Pictures aside, write out every record exactly as it appears.

++++ Data in this exercise

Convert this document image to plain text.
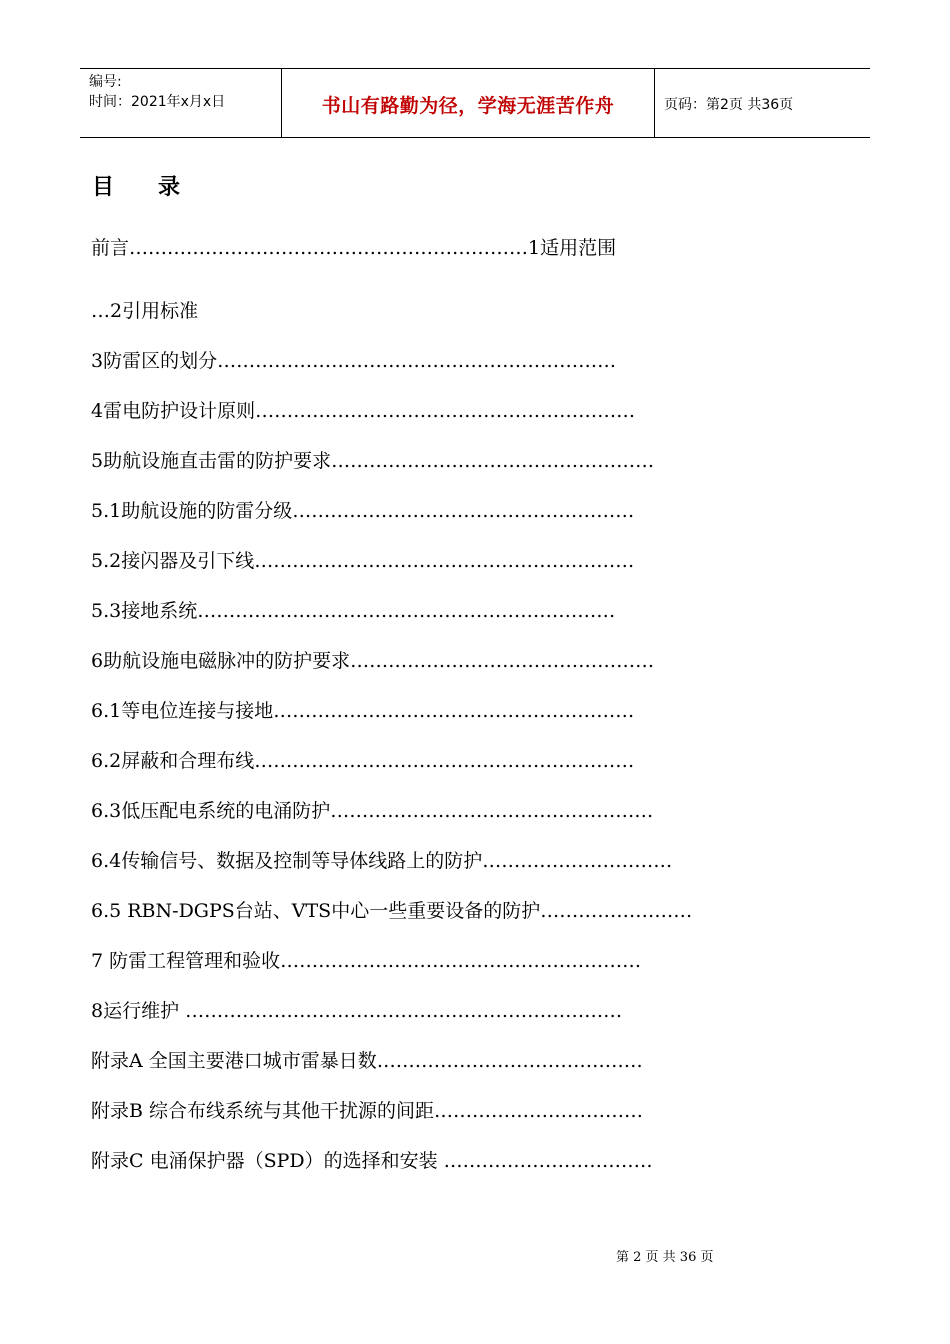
编号:
时间：2021年x月x日	书山有路勤为径，学海无涯苦作舟	页码：第2页 共36页
目 录
前言………………………………………………………1适用范围
…2引用标准
3防雷区的划分………………………………………………………
4雷电防护设计原则……………………………………………………
5助航设施直击雷的防护要求……………………………………………
5.1助航设施的防雷分级………………………………………………
5.2接闪器及引下线……………………………………………………
5.3接地系统…………………………………………………………
6助航设施电磁脉冲的防护要求…………………………………………
6.1等电位连接与接地…………………………………………………
6.2屏蔽和合理布线……………………………………………………
6.3低压配电系统的电涌防护……………………………………………
6.4传输信号、数据及控制等导体线路上的防护…………………………
6.5 RBN-DGPS台站、VTS中心一些重要设备的防护……………………
7 防雷工程管理和验收…………………………………………………
8运行维护 ……………………………………………………………
附录A 全国主要港口城市雷暴日数……………………………………
附录B 综合布线系统与其他干扰源的间距……………………………
附录C 电涌保护器（SPD）的选择和安装 ……………………………
第 2 页 共 36 页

++++++++

#### Full output
Convert this document image to plain text.
编号:
时间：2021年x月x日	书山有路勤为径，学海无涯苦作舟	页码：第2页 共36页
目 录
前言………………………………………………………1适用范围
…2引用标准
3防雷区的划分………………………………………………………
4雷电防护设计原则……………………………………………………
5助航设施直击雷的防护要求……………………………………………
5.1助航设施的防雷分级………………………………………………
5.2接闪器及引下线……………………………………………………
5.3接地系统…………………………………………………………
6助航设施电磁脉冲的防护要求…………………………………………
6.1等电位连接与接地…………………………………………………
6.2屏蔽和合理布线……………………………………………………
6.3低压配电系统的电涌防护……………………………………………
6.4传输信号、数据及控制等导体线路上的防护…………………………
6.5 RBN-DGPS台站、VTS中心一些重要设备的防护……………………
7 防雷工程管理和验收…………………………………………………
8运行维护 ……………………………………………………………
附录A 全国主要港口城市雷暴日数……………………………………
附录B 综合布线系统与其他干扰源的间距……………………………
附录C 电涌保护器（SPD）的选择和安装 ……………………………
第 2 页 共 36 页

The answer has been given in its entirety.